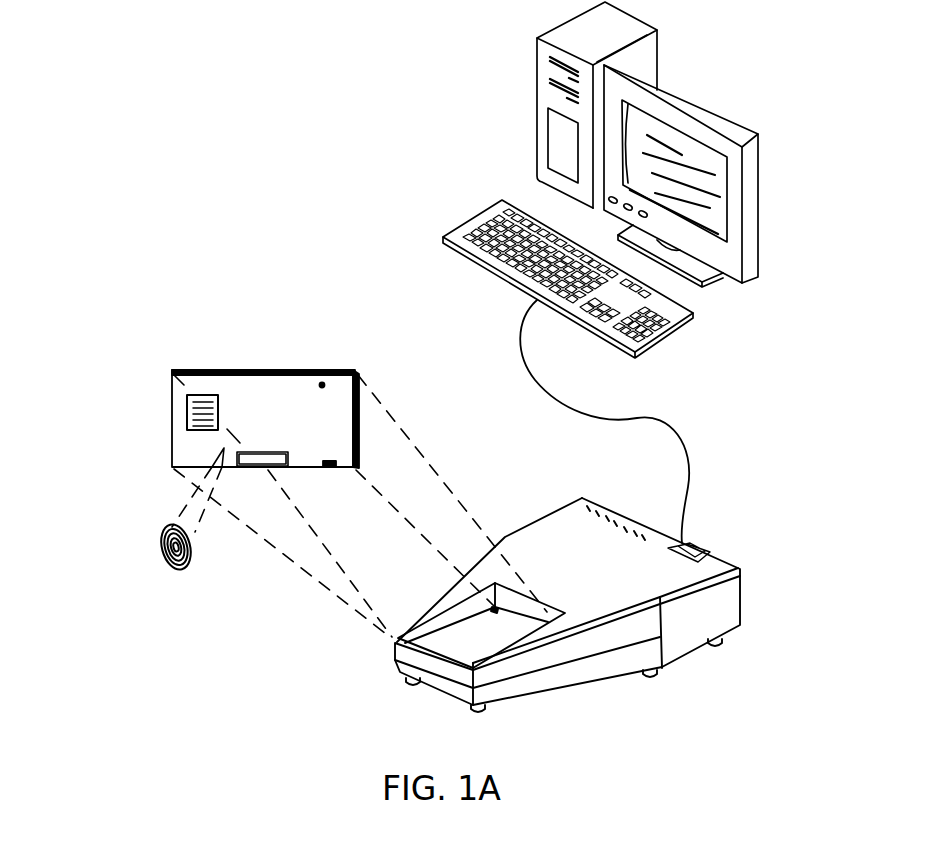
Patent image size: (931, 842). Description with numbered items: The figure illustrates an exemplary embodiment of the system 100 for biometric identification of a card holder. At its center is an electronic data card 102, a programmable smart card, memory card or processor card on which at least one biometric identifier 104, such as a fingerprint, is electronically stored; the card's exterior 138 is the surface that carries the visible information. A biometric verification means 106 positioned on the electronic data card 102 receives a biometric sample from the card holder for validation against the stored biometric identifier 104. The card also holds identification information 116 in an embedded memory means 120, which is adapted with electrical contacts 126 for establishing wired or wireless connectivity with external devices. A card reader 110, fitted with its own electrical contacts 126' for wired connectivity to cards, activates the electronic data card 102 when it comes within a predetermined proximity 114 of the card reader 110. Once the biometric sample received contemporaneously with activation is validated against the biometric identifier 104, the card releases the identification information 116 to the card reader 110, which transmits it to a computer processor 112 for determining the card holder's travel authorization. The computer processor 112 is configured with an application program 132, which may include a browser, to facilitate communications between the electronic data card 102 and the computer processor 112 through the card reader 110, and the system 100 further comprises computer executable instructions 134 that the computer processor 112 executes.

The system 100 is at (218, 99).
The electronic data card 102 is at (324, 422).
The biometric identifier 104 is at (140, 535).
The biometric verification means 106 is at (194, 398).
The card reader 110 is at (599, 505).
The computer processor 112 is at (537, 163).
The predetermined proximity 114 is at (359, 462).
The identification information 116 is at (262, 466).
The memory means 120 is at (547, 73).
The electrical contacts 126 is at (343, 486).
The electrical contacts 126' is at (467, 679).
The application program 132 is at (690, 155).
The computer executable instructions 134 is at (722, 212).
The card's exterior 138 is at (322, 385).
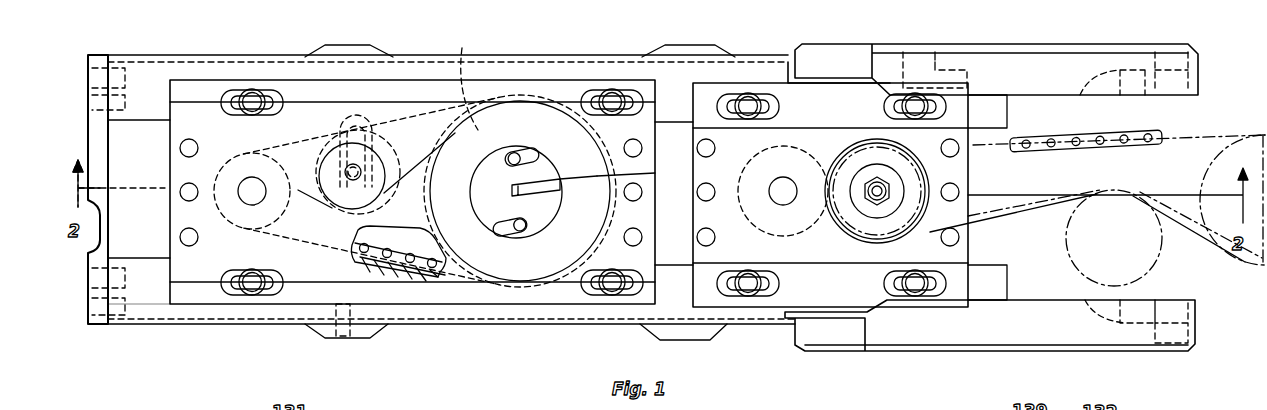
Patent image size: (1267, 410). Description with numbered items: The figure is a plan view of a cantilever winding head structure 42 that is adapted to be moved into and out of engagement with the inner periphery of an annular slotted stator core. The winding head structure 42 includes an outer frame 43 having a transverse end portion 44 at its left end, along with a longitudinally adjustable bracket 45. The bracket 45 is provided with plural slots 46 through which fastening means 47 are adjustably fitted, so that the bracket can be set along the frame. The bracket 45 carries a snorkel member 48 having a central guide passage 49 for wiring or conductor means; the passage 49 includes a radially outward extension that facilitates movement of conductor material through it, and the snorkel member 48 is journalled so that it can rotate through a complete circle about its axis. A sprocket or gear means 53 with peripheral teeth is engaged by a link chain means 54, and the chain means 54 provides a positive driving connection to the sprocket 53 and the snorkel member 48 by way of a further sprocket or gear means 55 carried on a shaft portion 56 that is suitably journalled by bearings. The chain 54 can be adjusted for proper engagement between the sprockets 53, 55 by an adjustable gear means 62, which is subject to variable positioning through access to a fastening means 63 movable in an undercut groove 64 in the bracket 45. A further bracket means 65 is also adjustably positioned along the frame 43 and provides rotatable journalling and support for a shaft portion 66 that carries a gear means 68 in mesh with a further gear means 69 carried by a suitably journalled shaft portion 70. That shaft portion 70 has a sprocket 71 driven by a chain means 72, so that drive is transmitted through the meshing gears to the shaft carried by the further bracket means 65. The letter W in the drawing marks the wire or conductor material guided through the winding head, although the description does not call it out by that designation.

The cantilever winding head structure 42 is at (185, 62).
The outer frame 43 is at (145, 305).
The transverse end portion 44 is at (97, 258).
The longitudinally adjustable bracket 45 is at (180, 163).
The slots 46 is at (270, 100).
The fastening means 47 is at (252, 100).
The snorkel member 48 is at (514, 185).
The guide passage 49 is at (512, 192).
The sprocket or gear means 53 is at (462, 55).
The chain means 54 is at (360, 262).
The further sprocket or gear means 55 is at (250, 240).
The shaft portion 56 is at (252, 187).
The adjustable gear means 62 is at (392, 168).
The fastening means 63 is at (322, 165).
The undercut groove 64 is at (372, 132).
The further bracket means 65 is at (780, 96).
The shaft portion 66 is at (783, 206).
The gear means 68 is at (768, 162).
The further gear means 69 is at (862, 230).
The shaft portion 70 is at (878, 186).
The sprocket 71 is at (836, 160).
The chain means 72 is at (1080, 145).
The web W is at (585, 174).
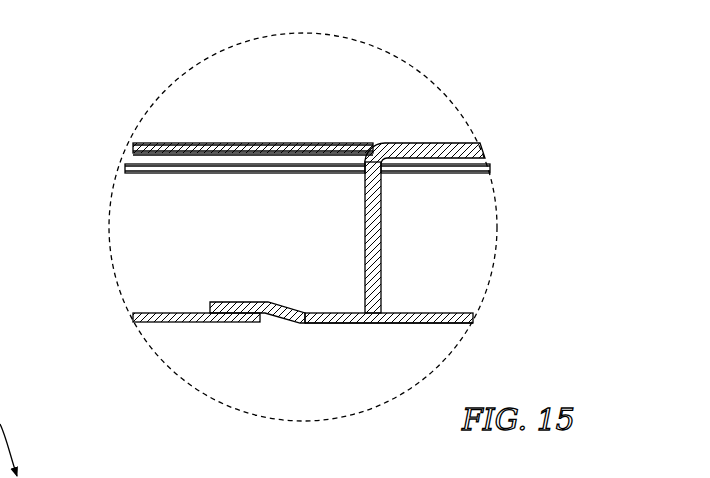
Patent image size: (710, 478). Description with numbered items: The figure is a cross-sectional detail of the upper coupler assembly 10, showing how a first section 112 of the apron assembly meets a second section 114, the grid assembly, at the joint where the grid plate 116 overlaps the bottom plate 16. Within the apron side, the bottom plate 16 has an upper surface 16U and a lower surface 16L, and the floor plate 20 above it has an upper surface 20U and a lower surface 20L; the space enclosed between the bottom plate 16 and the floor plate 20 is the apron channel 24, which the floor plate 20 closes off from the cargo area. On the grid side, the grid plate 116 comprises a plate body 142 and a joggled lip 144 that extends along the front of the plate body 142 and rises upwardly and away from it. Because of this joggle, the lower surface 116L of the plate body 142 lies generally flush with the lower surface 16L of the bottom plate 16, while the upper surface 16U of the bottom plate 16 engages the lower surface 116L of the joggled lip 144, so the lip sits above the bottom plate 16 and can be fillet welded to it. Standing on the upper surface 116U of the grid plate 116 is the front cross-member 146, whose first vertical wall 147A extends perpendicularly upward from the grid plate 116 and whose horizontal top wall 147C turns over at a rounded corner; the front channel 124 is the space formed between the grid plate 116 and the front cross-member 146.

The upper coupler assembly 10 is at (580, 118).
The bottom plate 16 is at (176, 335).
The upper surface of bottom plate 16U is at (165, 313).
The lower surface of bottom plate 16L is at (228, 323).
The floor plate 20 is at (307, 141).
The upper surface of floor plate 20U is at (298, 143).
The lower surface of floor plate 20L is at (235, 156).
The apron channel 24 is at (134, 251).
The first section 112 is at (236, 86).
The grid assembly 114 is at (447, 104).
The grid plate 116 is at (379, 355).
The upper surface of grid plate 116U is at (316, 297).
The lower surface of grid plate 116L is at (372, 326).
The front channel 124 is at (474, 283).
The plate body 142 is at (428, 323).
The joggled lip 144 is at (232, 302).
The front cross-member 146 is at (446, 192).
The first vertical wall 147A is at (382, 226).
The top wall 147C is at (460, 143).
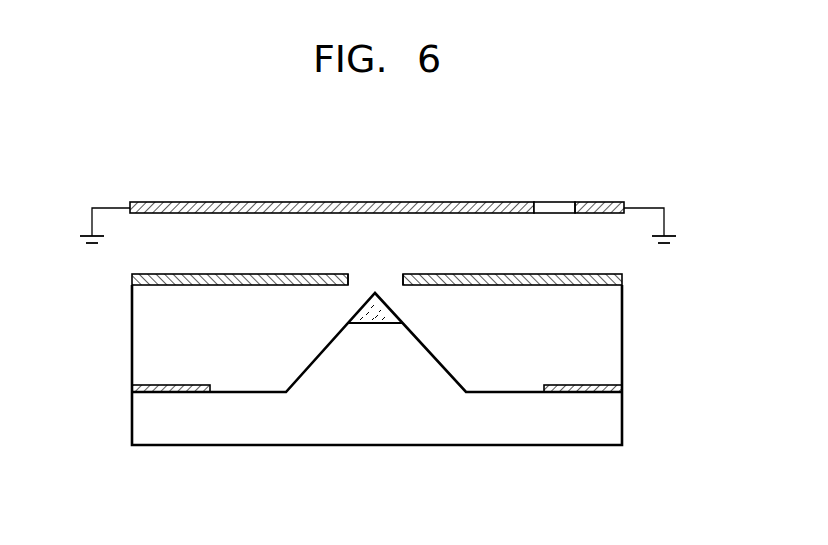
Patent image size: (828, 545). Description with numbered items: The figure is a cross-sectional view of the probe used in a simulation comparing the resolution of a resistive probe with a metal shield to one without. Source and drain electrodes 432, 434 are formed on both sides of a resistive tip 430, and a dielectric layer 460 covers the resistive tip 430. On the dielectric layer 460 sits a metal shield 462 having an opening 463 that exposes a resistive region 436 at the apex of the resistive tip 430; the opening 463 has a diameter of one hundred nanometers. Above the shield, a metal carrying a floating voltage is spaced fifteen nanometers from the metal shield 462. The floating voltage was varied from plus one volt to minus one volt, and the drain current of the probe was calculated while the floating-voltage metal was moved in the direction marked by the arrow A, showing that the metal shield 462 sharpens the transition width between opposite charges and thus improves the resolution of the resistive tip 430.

The resistive tip 430 is at (308, 334).
The source electrode 432 is at (132, 388).
The drain electrode 434 is at (622, 390).
The resistive region 436 is at (375, 325).
The dielectric layer 460 is at (610, 333).
The metal shield 462 is at (130, 280).
The opening 463 is at (399, 275).
The arrow A is at (413, 188).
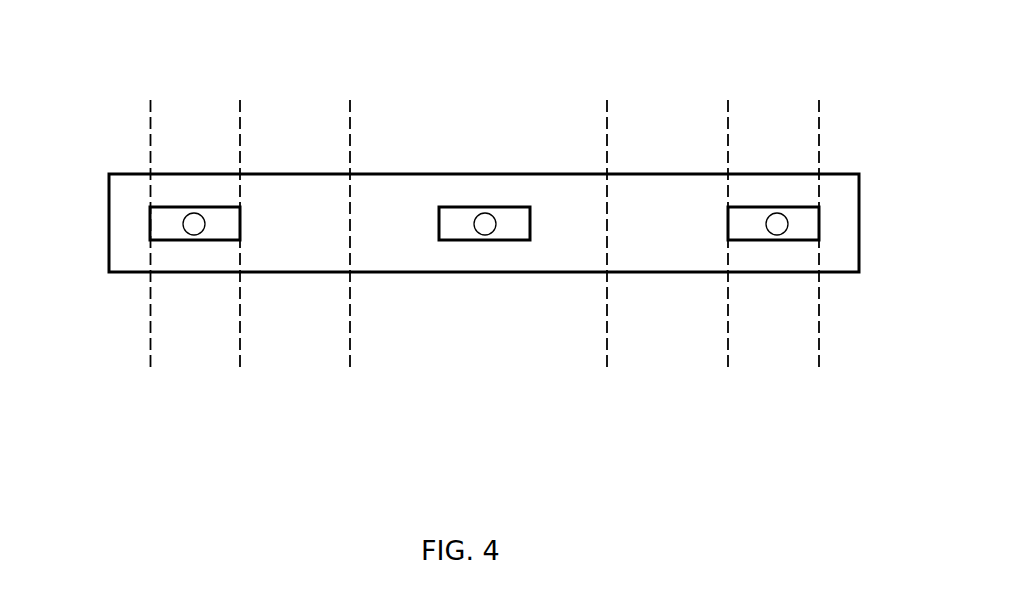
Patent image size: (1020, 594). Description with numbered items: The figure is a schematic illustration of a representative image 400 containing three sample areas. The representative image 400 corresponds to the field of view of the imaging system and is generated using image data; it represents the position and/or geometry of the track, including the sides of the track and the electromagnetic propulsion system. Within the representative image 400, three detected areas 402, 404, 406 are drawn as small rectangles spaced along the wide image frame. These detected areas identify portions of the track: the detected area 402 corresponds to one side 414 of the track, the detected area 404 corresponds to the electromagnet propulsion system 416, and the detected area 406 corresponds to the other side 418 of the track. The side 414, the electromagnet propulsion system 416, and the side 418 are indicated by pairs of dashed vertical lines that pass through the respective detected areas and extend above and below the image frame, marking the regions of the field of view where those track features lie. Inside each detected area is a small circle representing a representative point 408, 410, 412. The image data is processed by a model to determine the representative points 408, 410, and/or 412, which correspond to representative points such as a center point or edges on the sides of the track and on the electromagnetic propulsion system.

The representative image 400 is at (288, 173).
The detected area 402 is at (175, 240).
The detected area 404 is at (496, 207).
The detected area 406 is at (793, 207).
The representative point 408 is at (203, 213).
The representative point 410 is at (474, 240).
The representative point 412 is at (768, 235).
The side 414 is at (150, 141).
The electromagnet propulsion system 416 is at (348, 337).
The side 418 is at (728, 337).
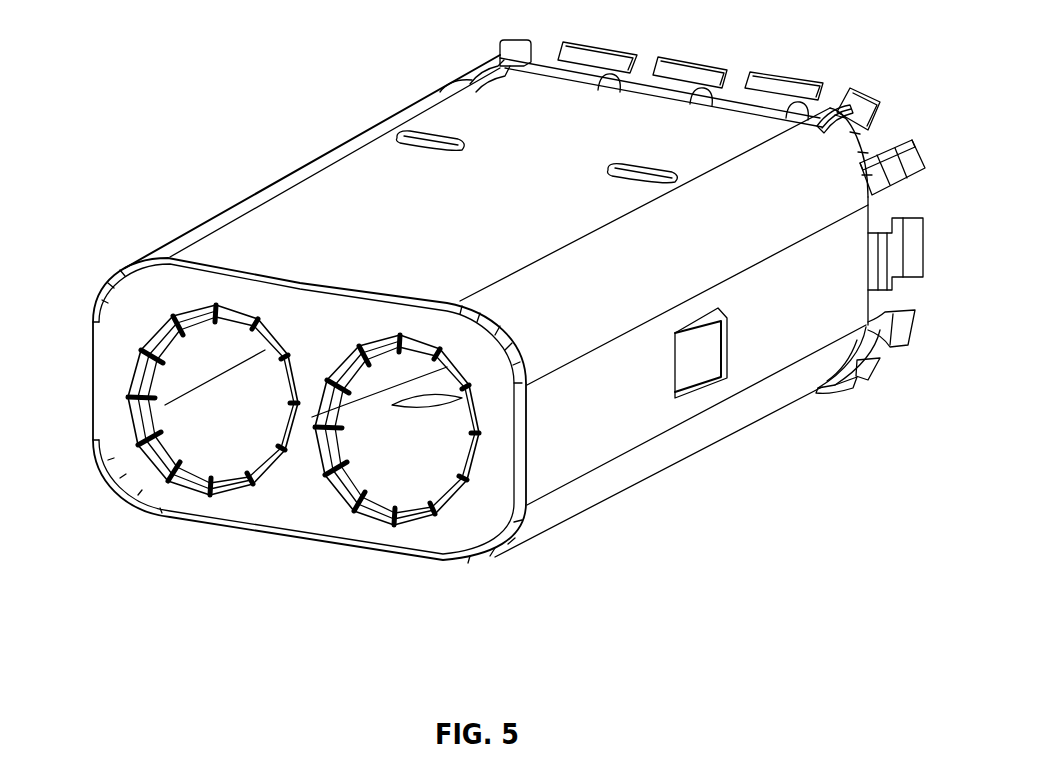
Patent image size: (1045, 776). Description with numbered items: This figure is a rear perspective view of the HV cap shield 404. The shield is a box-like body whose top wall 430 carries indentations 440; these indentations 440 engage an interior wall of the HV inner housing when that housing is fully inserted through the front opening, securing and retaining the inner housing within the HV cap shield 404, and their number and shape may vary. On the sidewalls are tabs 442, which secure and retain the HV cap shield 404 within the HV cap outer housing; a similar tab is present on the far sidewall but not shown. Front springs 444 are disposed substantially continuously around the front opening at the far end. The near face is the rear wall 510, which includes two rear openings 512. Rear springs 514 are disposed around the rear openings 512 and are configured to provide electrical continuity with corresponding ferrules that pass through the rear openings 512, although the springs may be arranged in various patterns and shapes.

The HV cap shield 404 is at (222, 72).
The top wall 430 is at (296, 206).
The indentations 440 is at (433, 134).
The tabs 442 is at (700, 372).
The front springs 444 is at (906, 158).
The rear wall 510 is at (136, 312).
The rear openings 512 is at (228, 421).
The rear springs 514 is at (165, 415).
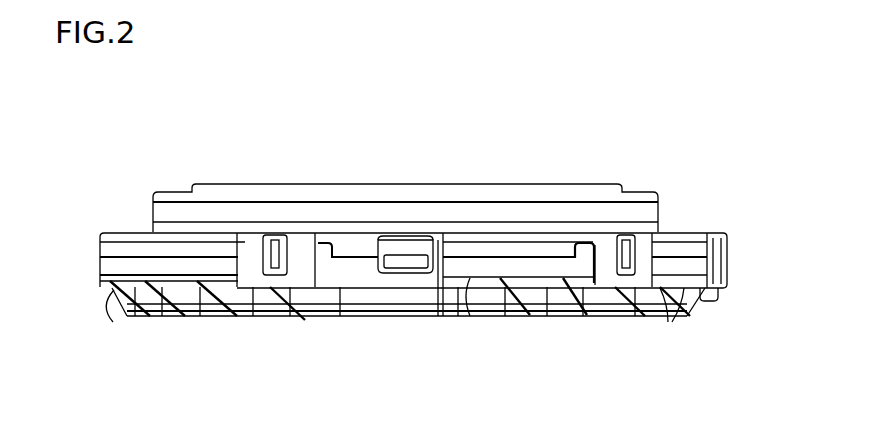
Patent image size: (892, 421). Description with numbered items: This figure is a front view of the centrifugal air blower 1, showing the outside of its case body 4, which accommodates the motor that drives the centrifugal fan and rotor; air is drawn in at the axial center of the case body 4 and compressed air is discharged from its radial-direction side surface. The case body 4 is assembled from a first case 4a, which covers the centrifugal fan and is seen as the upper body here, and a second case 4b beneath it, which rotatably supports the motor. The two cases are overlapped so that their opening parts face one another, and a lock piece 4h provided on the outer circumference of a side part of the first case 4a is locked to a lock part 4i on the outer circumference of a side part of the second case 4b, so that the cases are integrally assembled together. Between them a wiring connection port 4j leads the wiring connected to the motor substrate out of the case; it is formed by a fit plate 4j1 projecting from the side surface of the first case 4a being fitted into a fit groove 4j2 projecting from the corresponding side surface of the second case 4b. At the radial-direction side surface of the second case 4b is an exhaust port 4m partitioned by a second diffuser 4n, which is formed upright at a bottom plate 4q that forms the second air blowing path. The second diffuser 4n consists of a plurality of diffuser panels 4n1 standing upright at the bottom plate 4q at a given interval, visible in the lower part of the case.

The centrifugal air blower 1 is at (249, 176).
The case body 4 is at (783, 222).
The first case 4a is at (729, 238).
The second case 4b is at (712, 284).
The lock piece 4h is at (644, 243).
The lock part 4i is at (628, 268).
The wiring connection port 4j is at (410, 274).
The fit plate 4j1 is at (410, 243).
The fit groove 4j2 is at (392, 272).
The exhaust port 4m is at (162, 316).
The second diffuser 4n is at (580, 318).
The diffuser panels 4n1 is at (117, 318).
The bottom plate 4q is at (470, 300).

■ **Do this**
Quote the entries starting with the line that contains "Patent image size: (892, 421)." and going on through the end of the entries, both ends included, reproducing each line word for word.

■ **The completed task**
Patent image size: (892, 421). Description with numbered items: This figure is a front view of the centrifugal air blower 1, showing the outside of its case body 4, which accommodates the motor that drives the centrifugal fan and rotor; air is drawn in at the axial center of the case body 4 and compressed air is discharged from its radial-direction side surface. The case body 4 is assembled from a first case 4a, which covers the centrifugal fan and is seen as the upper body here, and a second case 4b beneath it, which rotatably supports the motor. The two cases are overlapped so that their opening parts face one another, and a lock piece 4h provided on the outer circumference of a side part of the first case 4a is locked to a lock part 4i on the outer circumference of a side part of the second case 4b, so that the cases are integrally assembled together. Between them a wiring connection port 4j leads the wiring connected to the motor substrate out of the case; it is formed by a fit plate 4j1 projecting from the side surface of the first case 4a being fitted into a fit groove 4j2 projecting from the corresponding side surface of the second case 4b. At the radial-direction side surface of the second case 4b is an exhaust port 4m partitioned by a second diffuser 4n, which is formed upright at a bottom plate 4q that forms the second air blowing path. The second diffuser 4n consists of a plurality of diffuser panels 4n1 standing upright at the bottom plate 4q at a given interval, visible in the lower part of the case.

The centrifugal air blower 1 is at (249, 176).
The case body 4 is at (783, 222).
The first case 4a is at (729, 238).
The second case 4b is at (712, 284).
The lock piece 4h is at (644, 243).
The lock part 4i is at (628, 268).
The wiring connection port 4j is at (410, 274).
The fit plate 4j1 is at (410, 243).
The fit groove 4j2 is at (392, 272).
The exhaust port 4m is at (162, 316).
The second diffuser 4n is at (580, 318).
The diffuser panels 4n1 is at (117, 318).
The bottom plate 4q is at (470, 300).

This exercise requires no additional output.